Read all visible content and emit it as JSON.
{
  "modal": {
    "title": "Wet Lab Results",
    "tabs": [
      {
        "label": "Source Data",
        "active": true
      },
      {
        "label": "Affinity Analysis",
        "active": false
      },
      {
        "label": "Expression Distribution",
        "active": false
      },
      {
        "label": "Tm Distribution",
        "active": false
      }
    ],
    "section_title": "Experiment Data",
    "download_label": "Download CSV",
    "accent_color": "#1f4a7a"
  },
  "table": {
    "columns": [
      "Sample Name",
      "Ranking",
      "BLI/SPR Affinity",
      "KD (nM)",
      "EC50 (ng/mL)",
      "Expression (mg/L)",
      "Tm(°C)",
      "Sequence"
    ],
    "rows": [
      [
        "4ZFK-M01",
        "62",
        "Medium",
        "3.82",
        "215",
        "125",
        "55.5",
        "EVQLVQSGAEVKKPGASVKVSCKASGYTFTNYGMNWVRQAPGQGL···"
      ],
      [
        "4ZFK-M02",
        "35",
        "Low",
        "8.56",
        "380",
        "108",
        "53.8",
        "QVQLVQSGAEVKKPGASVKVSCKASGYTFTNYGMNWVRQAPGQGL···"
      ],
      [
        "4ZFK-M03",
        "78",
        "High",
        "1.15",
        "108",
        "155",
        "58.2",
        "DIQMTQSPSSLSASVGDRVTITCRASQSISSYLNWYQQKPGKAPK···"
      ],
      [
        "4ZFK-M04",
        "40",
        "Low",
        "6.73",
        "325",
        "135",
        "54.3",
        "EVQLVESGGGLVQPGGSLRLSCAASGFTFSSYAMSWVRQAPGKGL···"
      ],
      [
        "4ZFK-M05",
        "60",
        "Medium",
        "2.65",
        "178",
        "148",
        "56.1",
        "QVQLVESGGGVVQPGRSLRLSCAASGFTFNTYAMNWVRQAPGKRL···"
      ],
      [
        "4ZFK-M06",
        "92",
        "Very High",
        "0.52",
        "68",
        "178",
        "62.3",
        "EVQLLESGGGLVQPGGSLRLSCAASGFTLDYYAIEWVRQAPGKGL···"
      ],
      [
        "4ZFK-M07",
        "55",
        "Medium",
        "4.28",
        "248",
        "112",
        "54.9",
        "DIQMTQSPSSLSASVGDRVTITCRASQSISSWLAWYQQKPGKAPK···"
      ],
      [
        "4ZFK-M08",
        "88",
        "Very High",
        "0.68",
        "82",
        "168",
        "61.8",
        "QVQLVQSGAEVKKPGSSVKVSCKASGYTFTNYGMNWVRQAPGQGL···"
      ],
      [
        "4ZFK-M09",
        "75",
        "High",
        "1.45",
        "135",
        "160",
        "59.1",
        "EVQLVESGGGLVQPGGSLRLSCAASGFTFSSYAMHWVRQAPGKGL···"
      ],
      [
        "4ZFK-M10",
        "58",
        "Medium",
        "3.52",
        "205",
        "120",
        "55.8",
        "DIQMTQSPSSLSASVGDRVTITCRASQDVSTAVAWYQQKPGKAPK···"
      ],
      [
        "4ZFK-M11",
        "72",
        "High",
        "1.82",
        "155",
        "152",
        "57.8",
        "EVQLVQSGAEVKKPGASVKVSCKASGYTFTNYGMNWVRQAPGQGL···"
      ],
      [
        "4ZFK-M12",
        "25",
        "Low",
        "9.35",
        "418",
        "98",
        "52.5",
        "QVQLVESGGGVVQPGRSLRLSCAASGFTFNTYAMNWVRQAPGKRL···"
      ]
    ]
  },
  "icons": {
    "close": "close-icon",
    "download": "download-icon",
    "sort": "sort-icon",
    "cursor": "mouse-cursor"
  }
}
------------------------------------------------------------
Written instruction: Review the preceding data and report every line that includes the string "Expression".

Response to this task:
        "label": "Expression Distribution",
      "Expression (mg/L)",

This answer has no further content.